■ The exercise
Scan the entries below and extract each line with the word "Новгород" in it.

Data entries
+---+
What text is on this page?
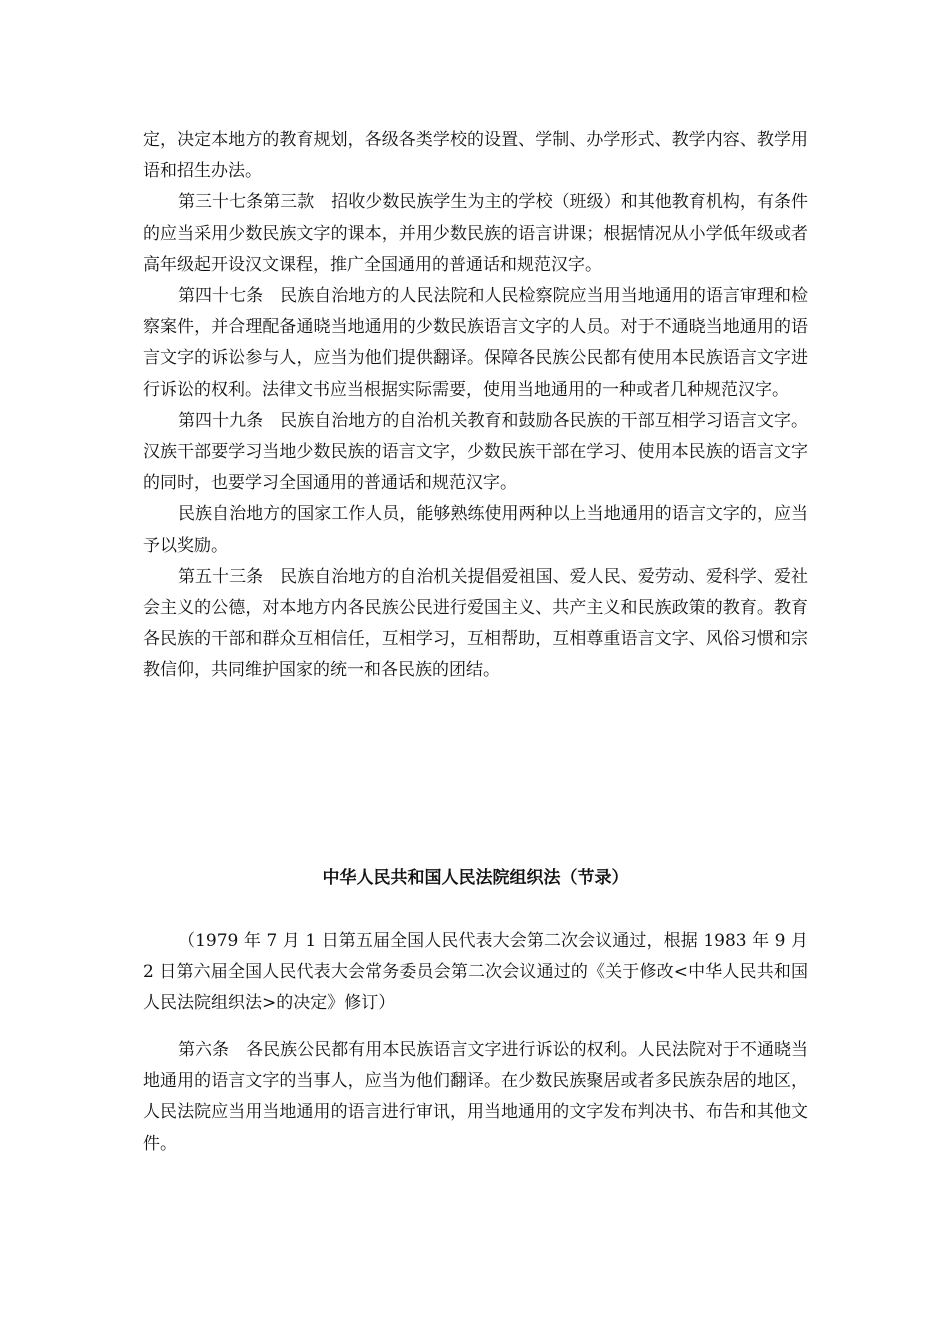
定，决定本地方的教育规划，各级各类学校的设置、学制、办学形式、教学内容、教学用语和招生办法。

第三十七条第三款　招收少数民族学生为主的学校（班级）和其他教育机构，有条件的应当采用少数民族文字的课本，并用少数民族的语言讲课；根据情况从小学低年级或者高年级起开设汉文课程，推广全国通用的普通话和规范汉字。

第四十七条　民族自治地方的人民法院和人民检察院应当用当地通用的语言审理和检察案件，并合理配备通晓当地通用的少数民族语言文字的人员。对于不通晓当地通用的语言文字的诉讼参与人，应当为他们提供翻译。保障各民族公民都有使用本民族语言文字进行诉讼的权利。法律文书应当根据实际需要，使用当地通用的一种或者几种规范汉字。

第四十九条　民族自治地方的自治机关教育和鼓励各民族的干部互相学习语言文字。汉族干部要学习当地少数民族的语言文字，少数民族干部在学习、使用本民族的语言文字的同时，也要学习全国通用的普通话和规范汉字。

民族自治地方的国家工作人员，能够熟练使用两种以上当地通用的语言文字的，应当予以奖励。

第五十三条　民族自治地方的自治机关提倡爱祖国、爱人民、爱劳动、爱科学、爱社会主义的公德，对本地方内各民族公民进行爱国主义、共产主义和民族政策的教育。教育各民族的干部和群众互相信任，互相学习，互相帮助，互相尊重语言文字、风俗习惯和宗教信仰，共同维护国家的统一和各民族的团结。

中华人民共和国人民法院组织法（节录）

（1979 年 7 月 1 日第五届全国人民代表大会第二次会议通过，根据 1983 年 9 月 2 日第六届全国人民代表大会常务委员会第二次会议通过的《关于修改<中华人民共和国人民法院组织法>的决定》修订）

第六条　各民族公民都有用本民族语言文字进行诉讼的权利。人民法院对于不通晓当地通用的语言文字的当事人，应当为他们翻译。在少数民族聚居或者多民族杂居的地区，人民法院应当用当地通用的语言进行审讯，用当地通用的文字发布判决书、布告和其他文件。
+---+
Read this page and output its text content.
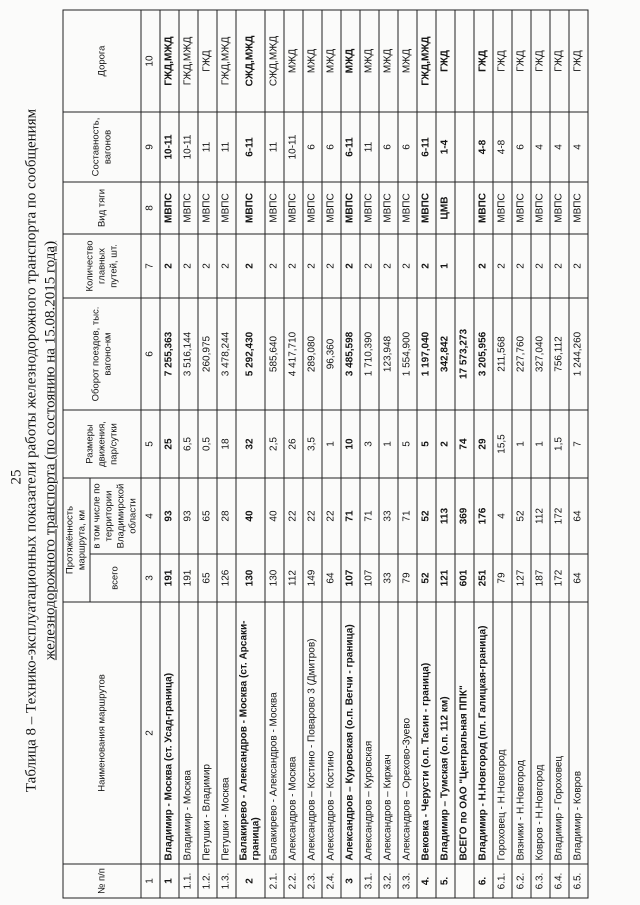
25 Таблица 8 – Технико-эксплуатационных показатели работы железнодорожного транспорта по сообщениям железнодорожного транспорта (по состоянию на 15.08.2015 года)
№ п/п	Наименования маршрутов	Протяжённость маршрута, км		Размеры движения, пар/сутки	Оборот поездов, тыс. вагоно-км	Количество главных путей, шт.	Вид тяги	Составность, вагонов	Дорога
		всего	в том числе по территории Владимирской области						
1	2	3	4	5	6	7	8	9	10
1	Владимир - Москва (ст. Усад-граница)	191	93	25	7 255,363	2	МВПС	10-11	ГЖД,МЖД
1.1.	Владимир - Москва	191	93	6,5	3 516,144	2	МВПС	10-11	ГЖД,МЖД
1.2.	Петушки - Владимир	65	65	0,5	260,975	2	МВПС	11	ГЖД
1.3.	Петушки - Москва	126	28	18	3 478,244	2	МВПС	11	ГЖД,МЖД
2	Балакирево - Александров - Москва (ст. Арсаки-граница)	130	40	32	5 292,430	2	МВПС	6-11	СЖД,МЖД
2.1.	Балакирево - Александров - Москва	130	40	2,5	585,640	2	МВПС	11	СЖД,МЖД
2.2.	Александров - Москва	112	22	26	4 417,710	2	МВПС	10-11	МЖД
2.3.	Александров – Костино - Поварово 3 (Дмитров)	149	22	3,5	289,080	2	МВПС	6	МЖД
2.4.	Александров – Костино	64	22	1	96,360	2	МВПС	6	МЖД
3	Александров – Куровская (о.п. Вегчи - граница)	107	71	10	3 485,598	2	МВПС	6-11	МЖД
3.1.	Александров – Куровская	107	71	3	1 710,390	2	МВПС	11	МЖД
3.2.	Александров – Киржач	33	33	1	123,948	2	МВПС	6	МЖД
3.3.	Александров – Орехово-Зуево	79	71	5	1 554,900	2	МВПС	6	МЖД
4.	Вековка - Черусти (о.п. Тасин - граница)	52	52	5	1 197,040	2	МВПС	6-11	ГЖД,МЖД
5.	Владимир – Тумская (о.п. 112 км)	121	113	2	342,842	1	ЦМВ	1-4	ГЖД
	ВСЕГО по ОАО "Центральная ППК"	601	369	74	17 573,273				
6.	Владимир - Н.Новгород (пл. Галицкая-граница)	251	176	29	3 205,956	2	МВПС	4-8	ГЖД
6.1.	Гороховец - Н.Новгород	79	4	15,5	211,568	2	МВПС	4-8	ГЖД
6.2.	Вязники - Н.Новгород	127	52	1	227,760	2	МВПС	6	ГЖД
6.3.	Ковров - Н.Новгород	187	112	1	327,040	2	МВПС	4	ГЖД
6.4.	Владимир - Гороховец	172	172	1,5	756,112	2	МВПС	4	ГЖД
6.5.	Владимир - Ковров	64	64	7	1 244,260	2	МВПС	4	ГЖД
+---+
■ Exercise result
6.	Владимир - Н.Новгород (пл. Галицкая-граница)	251	176	29	3 205,956	2	МВПС	4-8	ГЖД
6.1.	Гороховец - Н.Новгород	79	4	15,5	211,568	2	МВПС	4-8	ГЖД
6.2.	Вязники - Н.Новгород	127	52	1	227,760	2	МВПС	6	ГЖД
6.3.	Ковров - Н.Новгород	187	112	1	327,040	2	МВПС	4	ГЖД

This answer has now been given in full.